** Start Material for this exercise **

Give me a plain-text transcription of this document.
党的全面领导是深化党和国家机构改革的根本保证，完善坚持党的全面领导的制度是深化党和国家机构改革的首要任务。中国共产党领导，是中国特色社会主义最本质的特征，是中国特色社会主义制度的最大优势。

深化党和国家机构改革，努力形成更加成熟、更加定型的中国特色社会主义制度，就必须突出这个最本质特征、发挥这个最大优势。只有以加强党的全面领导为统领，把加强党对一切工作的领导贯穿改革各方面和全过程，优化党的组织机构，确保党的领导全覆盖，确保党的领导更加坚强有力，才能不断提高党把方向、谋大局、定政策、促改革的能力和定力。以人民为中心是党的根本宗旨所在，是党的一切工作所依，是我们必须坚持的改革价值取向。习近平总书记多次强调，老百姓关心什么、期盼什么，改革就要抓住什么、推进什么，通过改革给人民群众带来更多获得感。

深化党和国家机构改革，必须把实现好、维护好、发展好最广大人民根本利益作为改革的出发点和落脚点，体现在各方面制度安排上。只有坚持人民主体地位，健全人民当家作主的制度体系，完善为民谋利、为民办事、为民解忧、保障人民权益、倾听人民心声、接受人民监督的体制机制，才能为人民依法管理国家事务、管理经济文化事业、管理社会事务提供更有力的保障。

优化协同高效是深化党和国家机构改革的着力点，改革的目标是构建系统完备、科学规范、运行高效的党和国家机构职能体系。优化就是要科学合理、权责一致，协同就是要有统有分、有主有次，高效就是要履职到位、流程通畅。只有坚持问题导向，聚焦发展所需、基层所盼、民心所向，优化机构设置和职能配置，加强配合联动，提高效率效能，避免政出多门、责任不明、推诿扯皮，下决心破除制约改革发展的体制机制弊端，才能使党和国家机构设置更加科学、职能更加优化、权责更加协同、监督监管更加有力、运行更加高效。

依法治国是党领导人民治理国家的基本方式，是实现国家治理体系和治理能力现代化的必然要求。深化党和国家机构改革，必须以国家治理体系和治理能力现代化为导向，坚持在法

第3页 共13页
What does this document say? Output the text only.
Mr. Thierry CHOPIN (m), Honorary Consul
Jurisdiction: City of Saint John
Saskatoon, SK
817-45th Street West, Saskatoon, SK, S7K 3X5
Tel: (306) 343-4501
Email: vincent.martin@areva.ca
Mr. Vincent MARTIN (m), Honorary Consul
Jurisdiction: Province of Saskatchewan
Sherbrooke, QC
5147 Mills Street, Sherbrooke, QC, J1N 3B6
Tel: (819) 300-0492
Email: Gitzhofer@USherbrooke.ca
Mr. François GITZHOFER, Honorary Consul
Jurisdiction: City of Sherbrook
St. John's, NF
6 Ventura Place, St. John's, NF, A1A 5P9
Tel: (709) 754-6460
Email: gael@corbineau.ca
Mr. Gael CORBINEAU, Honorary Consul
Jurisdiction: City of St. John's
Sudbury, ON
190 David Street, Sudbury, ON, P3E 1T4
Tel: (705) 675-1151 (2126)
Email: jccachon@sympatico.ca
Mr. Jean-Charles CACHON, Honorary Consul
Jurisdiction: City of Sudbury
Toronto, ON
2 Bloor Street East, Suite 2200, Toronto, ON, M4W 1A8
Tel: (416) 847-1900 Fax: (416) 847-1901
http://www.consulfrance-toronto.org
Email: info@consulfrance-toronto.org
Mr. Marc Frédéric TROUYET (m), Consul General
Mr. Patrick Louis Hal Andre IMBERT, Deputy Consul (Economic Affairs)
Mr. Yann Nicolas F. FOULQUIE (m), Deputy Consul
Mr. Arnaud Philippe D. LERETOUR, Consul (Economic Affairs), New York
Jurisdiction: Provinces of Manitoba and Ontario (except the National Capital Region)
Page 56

** End Material for this exercise **

The problem:
Only the number is wanted: how many lines above include the word "John"?

Response to the exercise:
4